Short problem:
Extract exactly the range of lines bounded by the line containing "Read out every word on this page." and the final line of the listing, both ends included, and no other lines.

******************************

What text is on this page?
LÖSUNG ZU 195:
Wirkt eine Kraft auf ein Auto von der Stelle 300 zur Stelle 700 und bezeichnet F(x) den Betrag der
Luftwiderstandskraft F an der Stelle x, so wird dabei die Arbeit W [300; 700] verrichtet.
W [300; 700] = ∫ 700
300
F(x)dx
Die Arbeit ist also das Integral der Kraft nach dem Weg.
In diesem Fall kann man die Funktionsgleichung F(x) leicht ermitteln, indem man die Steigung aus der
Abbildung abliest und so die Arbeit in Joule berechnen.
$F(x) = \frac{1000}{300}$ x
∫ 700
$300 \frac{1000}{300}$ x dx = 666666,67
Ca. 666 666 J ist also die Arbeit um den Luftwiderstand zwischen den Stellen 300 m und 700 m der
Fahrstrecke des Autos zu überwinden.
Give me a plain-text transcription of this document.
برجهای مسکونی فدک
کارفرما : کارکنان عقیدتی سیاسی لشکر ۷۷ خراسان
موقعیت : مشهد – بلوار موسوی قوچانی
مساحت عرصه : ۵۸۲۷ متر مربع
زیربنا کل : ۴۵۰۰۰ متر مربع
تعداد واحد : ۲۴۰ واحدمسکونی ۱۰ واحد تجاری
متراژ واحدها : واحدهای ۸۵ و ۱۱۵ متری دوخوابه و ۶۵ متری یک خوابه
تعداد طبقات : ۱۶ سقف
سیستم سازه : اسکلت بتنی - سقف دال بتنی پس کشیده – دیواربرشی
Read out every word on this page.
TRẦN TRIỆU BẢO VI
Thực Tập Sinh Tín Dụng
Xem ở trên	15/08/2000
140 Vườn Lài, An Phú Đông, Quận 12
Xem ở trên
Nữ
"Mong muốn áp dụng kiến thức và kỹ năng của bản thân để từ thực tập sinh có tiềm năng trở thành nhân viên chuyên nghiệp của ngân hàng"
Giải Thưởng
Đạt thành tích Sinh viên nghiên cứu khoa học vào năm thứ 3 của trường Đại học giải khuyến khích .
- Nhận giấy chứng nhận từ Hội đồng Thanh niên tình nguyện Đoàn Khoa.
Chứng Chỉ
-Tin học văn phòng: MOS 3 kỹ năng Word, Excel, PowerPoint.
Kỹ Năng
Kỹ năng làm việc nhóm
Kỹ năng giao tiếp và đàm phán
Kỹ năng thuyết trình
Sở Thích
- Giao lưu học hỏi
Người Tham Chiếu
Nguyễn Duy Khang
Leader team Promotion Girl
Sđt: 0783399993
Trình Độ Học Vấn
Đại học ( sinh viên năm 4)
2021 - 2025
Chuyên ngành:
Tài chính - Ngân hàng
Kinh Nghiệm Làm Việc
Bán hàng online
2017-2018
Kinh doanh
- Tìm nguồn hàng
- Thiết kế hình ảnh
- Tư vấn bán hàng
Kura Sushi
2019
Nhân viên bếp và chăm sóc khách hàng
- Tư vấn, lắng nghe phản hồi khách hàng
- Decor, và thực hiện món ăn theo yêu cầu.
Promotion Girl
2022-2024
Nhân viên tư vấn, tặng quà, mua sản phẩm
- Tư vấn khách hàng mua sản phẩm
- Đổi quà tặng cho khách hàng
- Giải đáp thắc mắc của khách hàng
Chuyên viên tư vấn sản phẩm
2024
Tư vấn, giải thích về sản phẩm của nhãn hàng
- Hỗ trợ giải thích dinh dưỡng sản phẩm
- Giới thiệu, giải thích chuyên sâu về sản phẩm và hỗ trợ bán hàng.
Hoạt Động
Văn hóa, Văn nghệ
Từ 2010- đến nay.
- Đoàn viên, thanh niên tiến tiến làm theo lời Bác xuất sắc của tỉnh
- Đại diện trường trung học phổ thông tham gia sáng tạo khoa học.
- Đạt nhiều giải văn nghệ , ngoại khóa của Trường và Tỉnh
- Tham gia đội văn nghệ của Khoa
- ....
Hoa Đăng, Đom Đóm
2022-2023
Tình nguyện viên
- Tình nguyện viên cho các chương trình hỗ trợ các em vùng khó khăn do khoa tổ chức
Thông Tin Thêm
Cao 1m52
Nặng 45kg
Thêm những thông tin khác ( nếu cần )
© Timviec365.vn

******************************

Response to the task:
Read out every word on this page.
TRẦN TRIỆU BẢO VI
Thực Tập Sinh Tín Dụng
Xem ở trên	15/08/2000
140 Vườn Lài, An Phú Đông, Quận 12
Xem ở trên
Nữ
"Mong muốn áp dụng kiến thức và kỹ năng của bản thân để từ thực tập sinh có tiềm năng trở thành nhân viên chuyên nghiệp của ngân hàng"
Giải Thưởng
Đạt thành tích Sinh viên nghiên cứu khoa học vào năm thứ 3 của trường Đại học giải khuyến khích .
- Nhận giấy chứng nhận từ Hội đồng Thanh niên tình nguyện Đoàn Khoa.
Chứng Chỉ
-Tin học văn phòng: MOS 3 kỹ năng Word, Excel, PowerPoint.
Kỹ Năng
Kỹ năng làm việc nhóm
Kỹ năng giao tiếp và đàm phán
Kỹ năng thuyết trình
Sở Thích
- Giao lưu học hỏi
Người Tham Chiếu
Nguyễn Duy Khang
Leader team Promotion Girl
Sđt: 0783399993
Trình Độ Học Vấn
Đại học ( sinh viên năm 4)
2021 - 2025
Chuyên ngành:
Tài chính - Ngân hàng
Kinh Nghiệm Làm Việc
Bán hàng online
2017-2018
Kinh doanh
- Tìm nguồn hàng
- Thiết kế hình ảnh
- Tư vấn bán hàng
Kura Sushi
2019
Nhân viên bếp và chăm sóc khách hàng
- Tư vấn, lắng nghe phản hồi khách hàng
- Decor, và thực hiện món ăn theo yêu cầu.
Promotion Girl
2022-2024
Nhân viên tư vấn, tặng quà, mua sản phẩm
- Tư vấn khách hàng mua sản phẩm
- Đổi quà tặng cho khách hàng
- Giải đáp thắc mắc của khách hàng
Chuyên viên tư vấn sản phẩm
2024
Tư vấn, giải thích về sản phẩm của nhãn hàng
- Hỗ trợ giải thích dinh dưỡng sản phẩm
- Giới thiệu, giải thích chuyên sâu về sản phẩm và hỗ trợ bán hàng.
Hoạt Động
Văn hóa, Văn nghệ
Từ 2010- đến nay.
- Đoàn viên, thanh niên tiến tiến làm theo lời Bác xuất sắc của tỉnh
- Đại diện trường trung học phổ thông tham gia sáng tạo khoa học.
- Đạt nhiều giải văn nghệ , ngoại khóa của Trường và Tỉnh
- Tham gia đội văn nghệ của Khoa
- ....
Hoa Đăng, Đom Đóm
2022-2023
Tình nguyện viên
- Tình nguyện viên cho các chương trình hỗ trợ các em vùng khó khăn do khoa tổ chức
Thông Tin Thêm
Cao 1m52
Nặng 45kg
Thêm những thông tin khác ( nếu cần )
© Timviec365.vn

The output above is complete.